- **BRIEF**: Images are not part of the copy; write out the rest of the data exactly as given.

- **PROVIDED DATA**:
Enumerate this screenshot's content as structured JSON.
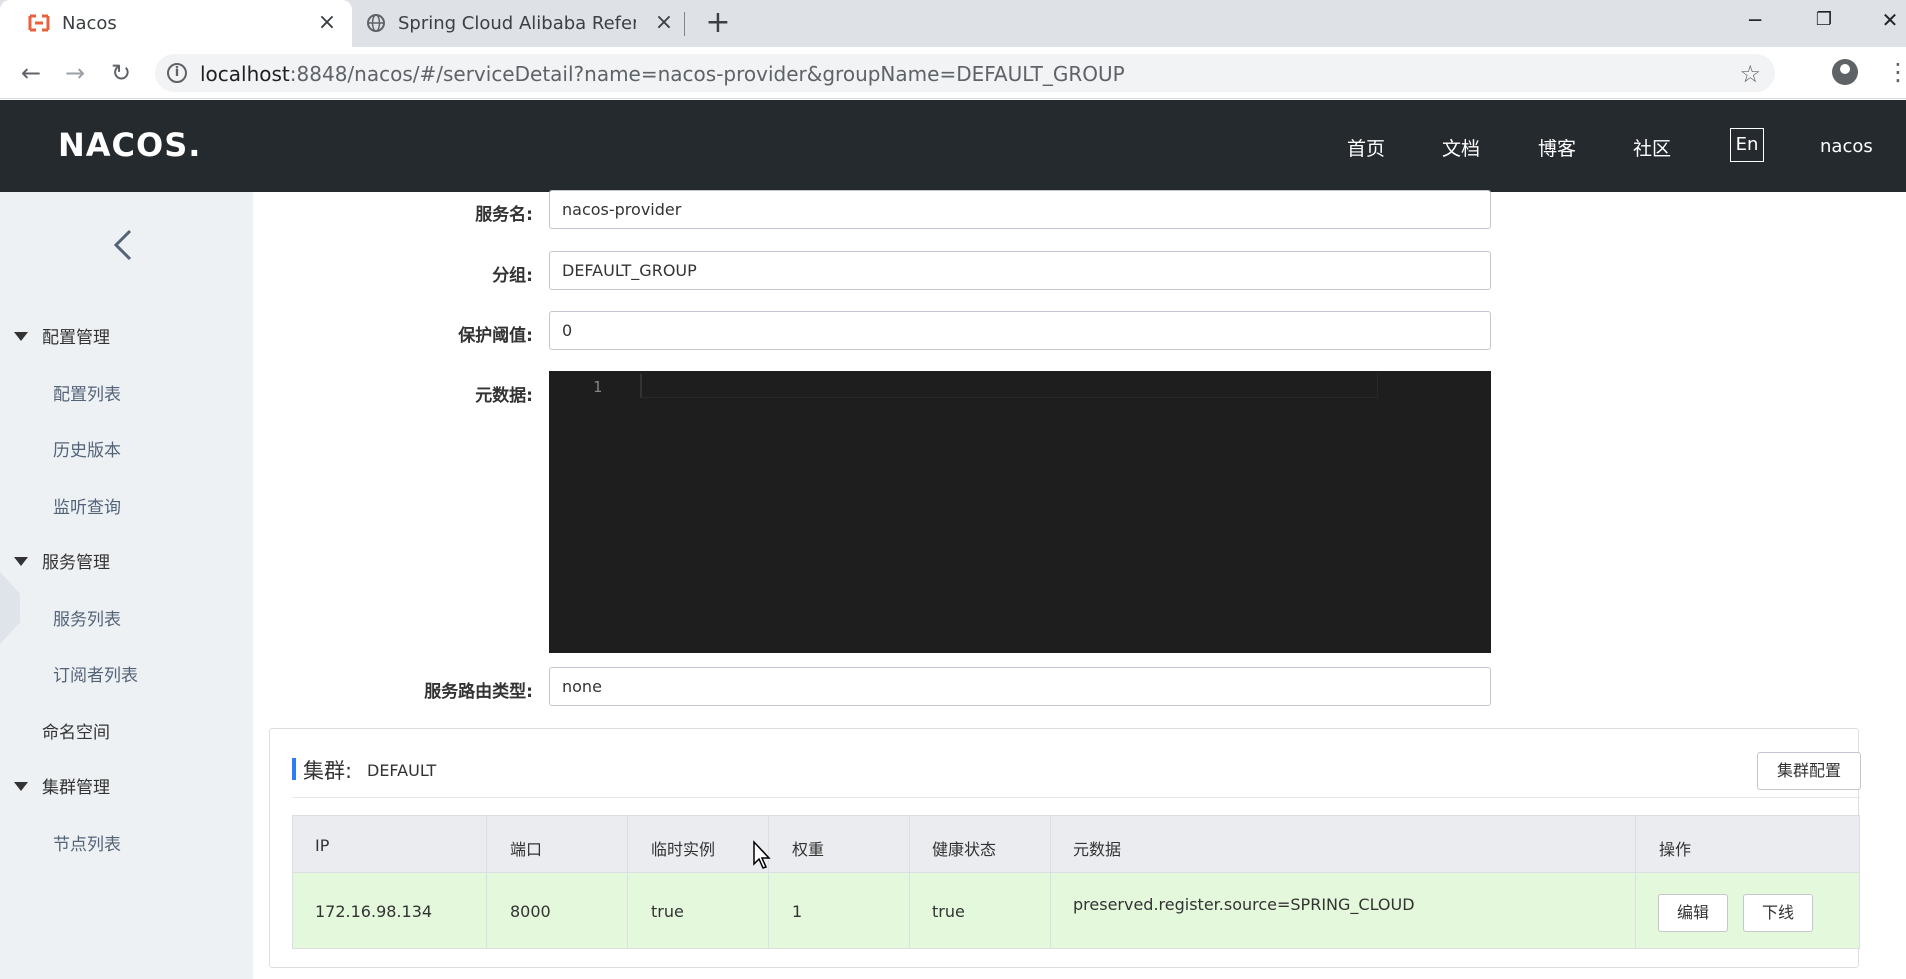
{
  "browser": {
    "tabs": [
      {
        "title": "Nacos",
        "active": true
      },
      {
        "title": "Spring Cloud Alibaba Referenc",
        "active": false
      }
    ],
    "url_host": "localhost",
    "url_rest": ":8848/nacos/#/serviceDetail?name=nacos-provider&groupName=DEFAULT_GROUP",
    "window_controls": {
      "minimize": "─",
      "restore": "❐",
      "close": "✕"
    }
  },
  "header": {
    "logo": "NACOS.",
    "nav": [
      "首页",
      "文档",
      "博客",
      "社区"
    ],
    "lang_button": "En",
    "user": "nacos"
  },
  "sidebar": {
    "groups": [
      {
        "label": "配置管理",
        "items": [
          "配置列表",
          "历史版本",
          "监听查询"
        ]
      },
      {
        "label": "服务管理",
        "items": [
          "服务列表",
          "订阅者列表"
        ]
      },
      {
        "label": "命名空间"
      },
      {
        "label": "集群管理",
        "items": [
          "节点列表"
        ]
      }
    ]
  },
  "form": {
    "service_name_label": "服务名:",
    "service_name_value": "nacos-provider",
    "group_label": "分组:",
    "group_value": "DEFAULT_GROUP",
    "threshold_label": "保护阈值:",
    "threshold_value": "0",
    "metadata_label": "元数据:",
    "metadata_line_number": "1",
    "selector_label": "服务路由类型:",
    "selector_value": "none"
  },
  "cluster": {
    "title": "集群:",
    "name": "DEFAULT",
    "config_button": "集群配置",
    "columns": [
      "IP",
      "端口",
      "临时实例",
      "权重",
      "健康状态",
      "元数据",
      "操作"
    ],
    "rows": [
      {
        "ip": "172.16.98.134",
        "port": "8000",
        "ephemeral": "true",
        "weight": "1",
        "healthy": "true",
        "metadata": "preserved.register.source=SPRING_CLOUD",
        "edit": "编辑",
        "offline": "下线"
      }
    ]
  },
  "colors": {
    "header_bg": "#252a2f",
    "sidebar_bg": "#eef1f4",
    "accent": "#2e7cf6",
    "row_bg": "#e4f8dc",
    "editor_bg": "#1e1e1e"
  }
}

- **PROBLEM SOLUTION**:
Enumerate this screenshot's content as structured JSON.
{
  "browser": {
    "tabs": [
      {
        "title": "Nacos",
        "active": true
      },
      {
        "title": "Spring Cloud Alibaba Referenc",
        "active": false
      }
    ],
    "url_host": "localhost",
    "url_rest": ":8848/nacos/#/serviceDetail?name=nacos-provider&groupName=DEFAULT_GROUP",
    "window_controls": {
      "minimize": "─",
      "restore": "❐",
      "close": "✕"
    }
  },
  "header": {
    "logo": "NACOS.",
    "nav": [
      "首页",
      "文档",
      "博客",
      "社区"
    ],
    "lang_button": "En",
    "user": "nacos"
  },
  "sidebar": {
    "groups": [
      {
        "label": "配置管理",
        "items": [
          "配置列表",
          "历史版本",
          "监听查询"
        ]
      },
      {
        "label": "服务管理",
        "items": [
          "服务列表",
          "订阅者列表"
        ]
      },
      {
        "label": "命名空间"
      },
      {
        "label": "集群管理",
        "items": [
          "节点列表"
        ]
      }
    ]
  },
  "form": {
    "service_name_label": "服务名:",
    "service_name_value": "nacos-provider",
    "group_label": "分组:",
    "group_value": "DEFAULT_GROUP",
    "threshold_label": "保护阈值:",
    "threshold_value": "0",
    "metadata_label": "元数据:",
    "metadata_line_number": "1",
    "selector_label": "服务路由类型:",
    "selector_value": "none"
  },
  "cluster": {
    "title": "集群:",
    "name": "DEFAULT",
    "config_button": "集群配置",
    "columns": [
      "IP",
      "端口",
      "临时实例",
      "权重",
      "健康状态",
      "元数据",
      "操作"
    ],
    "rows": [
      {
        "ip": "172.16.98.134",
        "port": "8000",
        "ephemeral": "true",
        "weight": "1",
        "healthy": "true",
        "metadata": "preserved.register.source=SPRING_CLOUD",
        "edit": "编辑",
        "offline": "下线"
      }
    ]
  },
  "colors": {
    "header_bg": "#252a2f",
    "sidebar_bg": "#eef1f4",
    "accent": "#2e7cf6",
    "row_bg": "#e4f8dc",
    "editor_bg": "#1e1e1e"
  }
}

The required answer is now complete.